In the listing below, how many lines contain the word "structured"? Please respond with the number only.

> Material supplied:
>> BEGIN

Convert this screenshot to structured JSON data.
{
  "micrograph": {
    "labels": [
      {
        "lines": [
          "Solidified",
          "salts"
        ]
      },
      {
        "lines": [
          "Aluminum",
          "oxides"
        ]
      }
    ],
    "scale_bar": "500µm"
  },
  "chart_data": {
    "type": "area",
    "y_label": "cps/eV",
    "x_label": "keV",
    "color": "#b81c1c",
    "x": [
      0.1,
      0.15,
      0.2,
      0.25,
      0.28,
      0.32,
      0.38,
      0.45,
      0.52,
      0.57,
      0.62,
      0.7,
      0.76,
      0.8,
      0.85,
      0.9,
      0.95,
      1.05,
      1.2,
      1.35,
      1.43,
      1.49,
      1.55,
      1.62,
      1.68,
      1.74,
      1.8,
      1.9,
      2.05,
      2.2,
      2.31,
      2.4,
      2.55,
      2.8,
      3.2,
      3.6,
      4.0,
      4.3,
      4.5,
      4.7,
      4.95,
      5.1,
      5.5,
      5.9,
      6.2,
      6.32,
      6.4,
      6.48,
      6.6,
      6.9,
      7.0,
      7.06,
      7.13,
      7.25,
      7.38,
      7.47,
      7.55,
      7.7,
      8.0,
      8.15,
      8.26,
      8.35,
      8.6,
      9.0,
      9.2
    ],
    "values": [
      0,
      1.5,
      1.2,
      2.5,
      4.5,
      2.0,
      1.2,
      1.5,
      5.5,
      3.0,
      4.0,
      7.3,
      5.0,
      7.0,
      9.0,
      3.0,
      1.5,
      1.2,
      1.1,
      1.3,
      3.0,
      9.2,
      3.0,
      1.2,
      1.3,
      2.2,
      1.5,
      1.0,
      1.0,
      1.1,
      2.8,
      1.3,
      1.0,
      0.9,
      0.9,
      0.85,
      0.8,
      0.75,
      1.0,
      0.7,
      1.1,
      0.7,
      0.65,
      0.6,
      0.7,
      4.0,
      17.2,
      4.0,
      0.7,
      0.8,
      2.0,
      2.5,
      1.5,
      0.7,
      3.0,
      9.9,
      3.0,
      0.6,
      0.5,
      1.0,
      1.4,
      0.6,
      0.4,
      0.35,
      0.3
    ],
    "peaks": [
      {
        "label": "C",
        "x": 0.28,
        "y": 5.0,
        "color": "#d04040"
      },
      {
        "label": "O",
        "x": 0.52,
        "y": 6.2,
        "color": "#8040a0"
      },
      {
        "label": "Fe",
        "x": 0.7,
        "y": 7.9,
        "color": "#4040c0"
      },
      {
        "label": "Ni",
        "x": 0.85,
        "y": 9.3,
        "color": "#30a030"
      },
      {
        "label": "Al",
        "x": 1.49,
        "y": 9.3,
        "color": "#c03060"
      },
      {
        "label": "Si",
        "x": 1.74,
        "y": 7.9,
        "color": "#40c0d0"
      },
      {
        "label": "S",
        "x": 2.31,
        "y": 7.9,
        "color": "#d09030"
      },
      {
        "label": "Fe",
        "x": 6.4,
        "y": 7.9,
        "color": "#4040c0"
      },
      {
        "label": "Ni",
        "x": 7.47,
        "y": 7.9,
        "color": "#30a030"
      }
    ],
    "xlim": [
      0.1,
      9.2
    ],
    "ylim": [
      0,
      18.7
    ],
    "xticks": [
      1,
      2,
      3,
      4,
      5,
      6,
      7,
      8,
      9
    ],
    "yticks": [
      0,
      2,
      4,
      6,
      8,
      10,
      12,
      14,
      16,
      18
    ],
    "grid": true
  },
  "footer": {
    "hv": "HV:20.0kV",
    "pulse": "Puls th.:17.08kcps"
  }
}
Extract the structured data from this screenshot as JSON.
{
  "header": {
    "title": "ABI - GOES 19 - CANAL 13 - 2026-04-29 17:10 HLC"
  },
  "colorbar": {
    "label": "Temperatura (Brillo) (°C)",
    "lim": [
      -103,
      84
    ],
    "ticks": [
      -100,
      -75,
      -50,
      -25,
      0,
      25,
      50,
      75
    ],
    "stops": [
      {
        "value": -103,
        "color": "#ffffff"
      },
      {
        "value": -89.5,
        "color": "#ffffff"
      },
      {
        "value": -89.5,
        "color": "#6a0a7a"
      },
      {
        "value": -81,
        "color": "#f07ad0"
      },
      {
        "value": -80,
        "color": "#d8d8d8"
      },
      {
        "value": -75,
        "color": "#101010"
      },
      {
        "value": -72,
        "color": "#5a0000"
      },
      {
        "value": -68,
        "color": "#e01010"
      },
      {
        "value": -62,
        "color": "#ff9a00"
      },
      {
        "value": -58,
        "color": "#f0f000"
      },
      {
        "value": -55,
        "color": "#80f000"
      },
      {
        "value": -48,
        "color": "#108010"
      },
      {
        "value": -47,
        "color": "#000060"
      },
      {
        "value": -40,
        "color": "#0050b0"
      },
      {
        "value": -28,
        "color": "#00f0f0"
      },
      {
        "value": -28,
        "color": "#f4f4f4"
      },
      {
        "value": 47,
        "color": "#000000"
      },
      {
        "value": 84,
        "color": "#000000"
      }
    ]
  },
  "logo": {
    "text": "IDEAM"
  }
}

>> END

> Solved exercise: 2